Exercise aim. Retype the whole listing below, character for character.

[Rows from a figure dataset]
━━━━━━━━━━━━━━━━━━━━━━━━━━━━━━

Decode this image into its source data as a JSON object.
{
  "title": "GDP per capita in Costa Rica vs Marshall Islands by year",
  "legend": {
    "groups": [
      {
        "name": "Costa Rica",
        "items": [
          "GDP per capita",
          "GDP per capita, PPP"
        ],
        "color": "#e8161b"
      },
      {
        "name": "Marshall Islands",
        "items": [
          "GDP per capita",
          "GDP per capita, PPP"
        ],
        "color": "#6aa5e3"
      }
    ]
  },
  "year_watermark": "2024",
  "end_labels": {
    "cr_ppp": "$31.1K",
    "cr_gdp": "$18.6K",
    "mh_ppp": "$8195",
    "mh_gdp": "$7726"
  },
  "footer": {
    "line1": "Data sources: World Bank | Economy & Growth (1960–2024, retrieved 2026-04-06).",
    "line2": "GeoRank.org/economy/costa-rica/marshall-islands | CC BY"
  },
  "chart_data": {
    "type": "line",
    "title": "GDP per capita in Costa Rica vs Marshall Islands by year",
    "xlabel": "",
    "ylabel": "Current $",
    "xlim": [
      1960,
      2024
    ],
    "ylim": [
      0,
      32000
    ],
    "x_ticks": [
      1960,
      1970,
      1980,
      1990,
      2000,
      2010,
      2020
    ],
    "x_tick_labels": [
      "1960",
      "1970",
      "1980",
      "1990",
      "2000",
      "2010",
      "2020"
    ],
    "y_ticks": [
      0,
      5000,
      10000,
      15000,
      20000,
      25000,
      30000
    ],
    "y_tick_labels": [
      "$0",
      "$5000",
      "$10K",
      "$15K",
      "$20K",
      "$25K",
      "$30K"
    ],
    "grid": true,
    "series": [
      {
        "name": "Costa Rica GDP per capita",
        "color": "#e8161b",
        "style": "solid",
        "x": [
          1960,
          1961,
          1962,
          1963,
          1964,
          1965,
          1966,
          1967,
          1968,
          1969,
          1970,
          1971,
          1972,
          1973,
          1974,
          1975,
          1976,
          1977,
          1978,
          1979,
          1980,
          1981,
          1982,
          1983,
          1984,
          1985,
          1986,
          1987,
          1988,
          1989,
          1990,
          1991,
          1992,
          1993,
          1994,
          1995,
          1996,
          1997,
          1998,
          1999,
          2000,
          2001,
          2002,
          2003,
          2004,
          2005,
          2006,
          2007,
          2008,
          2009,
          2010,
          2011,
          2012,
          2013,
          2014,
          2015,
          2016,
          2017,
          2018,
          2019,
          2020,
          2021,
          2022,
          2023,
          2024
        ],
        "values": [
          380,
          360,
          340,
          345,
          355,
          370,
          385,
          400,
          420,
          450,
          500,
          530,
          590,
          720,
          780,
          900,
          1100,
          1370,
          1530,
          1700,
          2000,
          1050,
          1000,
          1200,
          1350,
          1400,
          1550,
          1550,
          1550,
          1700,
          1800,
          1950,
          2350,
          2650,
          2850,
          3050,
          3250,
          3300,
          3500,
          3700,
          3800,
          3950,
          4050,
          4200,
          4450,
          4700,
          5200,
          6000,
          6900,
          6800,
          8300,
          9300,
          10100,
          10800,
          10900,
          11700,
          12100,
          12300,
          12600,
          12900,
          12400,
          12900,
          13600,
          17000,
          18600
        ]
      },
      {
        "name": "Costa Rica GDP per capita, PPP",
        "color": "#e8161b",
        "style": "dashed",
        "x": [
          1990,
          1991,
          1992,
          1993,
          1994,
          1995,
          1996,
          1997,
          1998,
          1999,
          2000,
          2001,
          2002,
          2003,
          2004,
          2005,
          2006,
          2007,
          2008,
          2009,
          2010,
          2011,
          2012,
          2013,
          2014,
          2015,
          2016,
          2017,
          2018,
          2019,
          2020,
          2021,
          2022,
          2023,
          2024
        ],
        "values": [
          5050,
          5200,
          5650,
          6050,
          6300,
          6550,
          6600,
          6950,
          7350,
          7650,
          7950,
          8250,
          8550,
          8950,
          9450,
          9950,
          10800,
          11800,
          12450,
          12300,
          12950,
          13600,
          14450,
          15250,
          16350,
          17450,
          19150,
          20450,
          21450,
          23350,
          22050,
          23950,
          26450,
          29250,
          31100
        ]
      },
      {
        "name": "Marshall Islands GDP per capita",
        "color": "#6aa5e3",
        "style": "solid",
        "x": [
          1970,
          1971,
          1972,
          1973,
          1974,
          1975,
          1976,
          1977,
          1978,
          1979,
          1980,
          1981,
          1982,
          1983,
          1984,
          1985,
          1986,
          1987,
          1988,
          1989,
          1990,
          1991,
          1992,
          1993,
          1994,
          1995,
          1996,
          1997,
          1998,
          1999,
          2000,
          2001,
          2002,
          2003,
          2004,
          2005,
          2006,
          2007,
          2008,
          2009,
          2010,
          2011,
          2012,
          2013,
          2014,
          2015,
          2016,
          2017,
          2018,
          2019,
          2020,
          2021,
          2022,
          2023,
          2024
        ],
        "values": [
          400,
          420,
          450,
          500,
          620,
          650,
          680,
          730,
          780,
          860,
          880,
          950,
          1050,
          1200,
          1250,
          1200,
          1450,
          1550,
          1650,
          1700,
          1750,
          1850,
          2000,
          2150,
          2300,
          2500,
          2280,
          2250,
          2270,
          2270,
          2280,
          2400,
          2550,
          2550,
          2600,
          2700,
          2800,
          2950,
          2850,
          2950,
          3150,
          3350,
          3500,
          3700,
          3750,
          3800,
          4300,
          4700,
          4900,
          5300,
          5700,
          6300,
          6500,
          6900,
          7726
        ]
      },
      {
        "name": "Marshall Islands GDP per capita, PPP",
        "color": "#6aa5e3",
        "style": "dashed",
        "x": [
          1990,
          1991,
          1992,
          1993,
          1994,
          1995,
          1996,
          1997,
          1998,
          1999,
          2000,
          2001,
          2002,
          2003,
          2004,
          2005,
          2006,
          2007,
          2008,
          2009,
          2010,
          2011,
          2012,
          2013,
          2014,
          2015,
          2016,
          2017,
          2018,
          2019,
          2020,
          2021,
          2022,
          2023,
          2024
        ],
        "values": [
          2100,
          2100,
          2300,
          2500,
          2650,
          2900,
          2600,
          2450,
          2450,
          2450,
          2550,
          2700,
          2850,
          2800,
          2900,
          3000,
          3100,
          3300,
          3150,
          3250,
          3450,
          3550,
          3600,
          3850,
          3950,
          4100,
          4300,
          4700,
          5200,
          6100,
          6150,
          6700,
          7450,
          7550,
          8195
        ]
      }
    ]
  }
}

━━━━━━━━━━━━━━━━━━━━━━━━━━━━━━

Exercise answer.
Decode this image into its source data as a JSON object.
{
  "title": "GDP per capita in Costa Rica vs Marshall Islands by year",
  "legend": {
    "groups": [
      {
        "name": "Costa Rica",
        "items": [
          "GDP per capita",
          "GDP per capita, PPP"
        ],
        "color": "#e8161b"
      },
      {
        "name": "Marshall Islands",
        "items": [
          "GDP per capita",
          "GDP per capita, PPP"
        ],
        "color": "#6aa5e3"
      }
    ]
  },
  "year_watermark": "2024",
  "end_labels": {
    "cr_ppp": "$31.1K",
    "cr_gdp": "$18.6K",
    "mh_ppp": "$8195",
    "mh_gdp": "$7726"
  },
  "footer": {
    "line1": "Data sources: World Bank | Economy & Growth (1960–2024, retrieved 2026-04-06).",
    "line2": "GeoRank.org/economy/costa-rica/marshall-islands | CC BY"
  },
  "chart_data": {
    "type": "line",
    "title": "GDP per capita in Costa Rica vs Marshall Islands by year",
    "xlabel": "",
    "ylabel": "Current $",
    "xlim": [
      1960,
      2024
    ],
    "ylim": [
      0,
      32000
    ],
    "x_ticks": [
      1960,
      1970,
      1980,
      1990,
      2000,
      2010,
      2020
    ],
    "x_tick_labels": [
      "1960",
      "1970",
      "1980",
      "1990",
      "2000",
      "2010",
      "2020"
    ],
    "y_ticks": [
      0,
      5000,
      10000,
      15000,
      20000,
      25000,
      30000
    ],
    "y_tick_labels": [
      "$0",
      "$5000",
      "$10K",
      "$15K",
      "$20K",
      "$25K",
      "$30K"
    ],
    "grid": true,
    "series": [
      {
        "name": "Costa Rica GDP per capita",
        "color": "#e8161b",
        "style": "solid",
        "x": [
          1960,
          1961,
          1962,
          1963,
          1964,
          1965,
          1966,
          1967,
          1968,
          1969,
          1970,
          1971,
          1972,
          1973,
          1974,
          1975,
          1976,
          1977,
          1978,
          1979,
          1980,
          1981,
          1982,
          1983,
          1984,
          1985,
          1986,
          1987,
          1988,
          1989,
          1990,
          1991,
          1992,
          1993,
          1994,
          1995,
          1996,
          1997,
          1998,
          1999,
          2000,
          2001,
          2002,
          2003,
          2004,
          2005,
          2006,
          2007,
          2008,
          2009,
          2010,
          2011,
          2012,
          2013,
          2014,
          2015,
          2016,
          2017,
          2018,
          2019,
          2020,
          2021,
          2022,
          2023,
          2024
        ],
        "values": [
          380,
          360,
          340,
          345,
          355,
          370,
          385,
          400,
          420,
          450,
          500,
          530,
          590,
          720,
          780,
          900,
          1100,
          1370,
          1530,
          1700,
          2000,
          1050,
          1000,
          1200,
          1350,
          1400,
          1550,
          1550,
          1550,
          1700,
          1800,
          1950,
          2350,
          2650,
          2850,
          3050,
          3250,
          3300,
          3500,
          3700,
          3800,
          3950,
          4050,
          4200,
          4450,
          4700,
          5200,
          6000,
          6900,
          6800,
          8300,
          9300,
          10100,
          10800,
          10900,
          11700,
          12100,
          12300,
          12600,
          12900,
          12400,
          12900,
          13600,
          17000,
          18600
        ]
      },
      {
        "name": "Costa Rica GDP per capita, PPP",
        "color": "#e8161b",
        "style": "dashed",
        "x": [
          1990,
          1991,
          1992,
          1993,
          1994,
          1995,
          1996,
          1997,
          1998,
          1999,
          2000,
          2001,
          2002,
          2003,
          2004,
          2005,
          2006,
          2007,
          2008,
          2009,
          2010,
          2011,
          2012,
          2013,
          2014,
          2015,
          2016,
          2017,
          2018,
          2019,
          2020,
          2021,
          2022,
          2023,
          2024
        ],
        "values": [
          5050,
          5200,
          5650,
          6050,
          6300,
          6550,
          6600,
          6950,
          7350,
          7650,
          7950,
          8250,
          8550,
          8950,
          9450,
          9950,
          10800,
          11800,
          12450,
          12300,
          12950,
          13600,
          14450,
          15250,
          16350,
          17450,
          19150,
          20450,
          21450,
          23350,
          22050,
          23950,
          26450,
          29250,
          31100
        ]
      },
      {
        "name": "Marshall Islands GDP per capita",
        "color": "#6aa5e3",
        "style": "solid",
        "x": [
          1970,
          1971,
          1972,
          1973,
          1974,
          1975,
          1976,
          1977,
          1978,
          1979,
          1980,
          1981,
          1982,
          1983,
          1984,
          1985,
          1986,
          1987,
          1988,
          1989,
          1990,
          1991,
          1992,
          1993,
          1994,
          1995,
          1996,
          1997,
          1998,
          1999,
          2000,
          2001,
          2002,
          2003,
          2004,
          2005,
          2006,
          2007,
          2008,
          2009,
          2010,
          2011,
          2012,
          2013,
          2014,
          2015,
          2016,
          2017,
          2018,
          2019,
          2020,
          2021,
          2022,
          2023,
          2024
        ],
        "values": [
          400,
          420,
          450,
          500,
          620,
          650,
          680,
          730,
          780,
          860,
          880,
          950,
          1050,
          1200,
          1250,
          1200,
          1450,
          1550,
          1650,
          1700,
          1750,
          1850,
          2000,
          2150,
          2300,
          2500,
          2280,
          2250,
          2270,
          2270,
          2280,
          2400,
          2550,
          2550,
          2600,
          2700,
          2800,
          2950,
          2850,
          2950,
          3150,
          3350,
          3500,
          3700,
          3750,
          3800,
          4300,
          4700,
          4900,
          5300,
          5700,
          6300,
          6500,
          6900,
          7726
        ]
      },
      {
        "name": "Marshall Islands GDP per capita, PPP",
        "color": "#6aa5e3",
        "style": "dashed",
        "x": [
          1990,
          1991,
          1992,
          1993,
          1994,
          1995,
          1996,
          1997,
          1998,
          1999,
          2000,
          2001,
          2002,
          2003,
          2004,
          2005,
          2006,
          2007,
          2008,
          2009,
          2010,
          2011,
          2012,
          2013,
          2014,
          2015,
          2016,
          2017,
          2018,
          2019,
          2020,
          2021,
          2022,
          2023,
          2024
        ],
        "values": [
          2100,
          2100,
          2300,
          2500,
          2650,
          2900,
          2600,
          2450,
          2450,
          2450,
          2550,
          2700,
          2850,
          2800,
          2900,
          3000,
          3100,
          3300,
          3150,
          3250,
          3450,
          3550,
          3600,
          3850,
          3950,
          4100,
          4300,
          4700,
          5200,
          6100,
          6150,
          6700,
          7450,
          7550,
          8195
        ]
      }
    ]
  }
}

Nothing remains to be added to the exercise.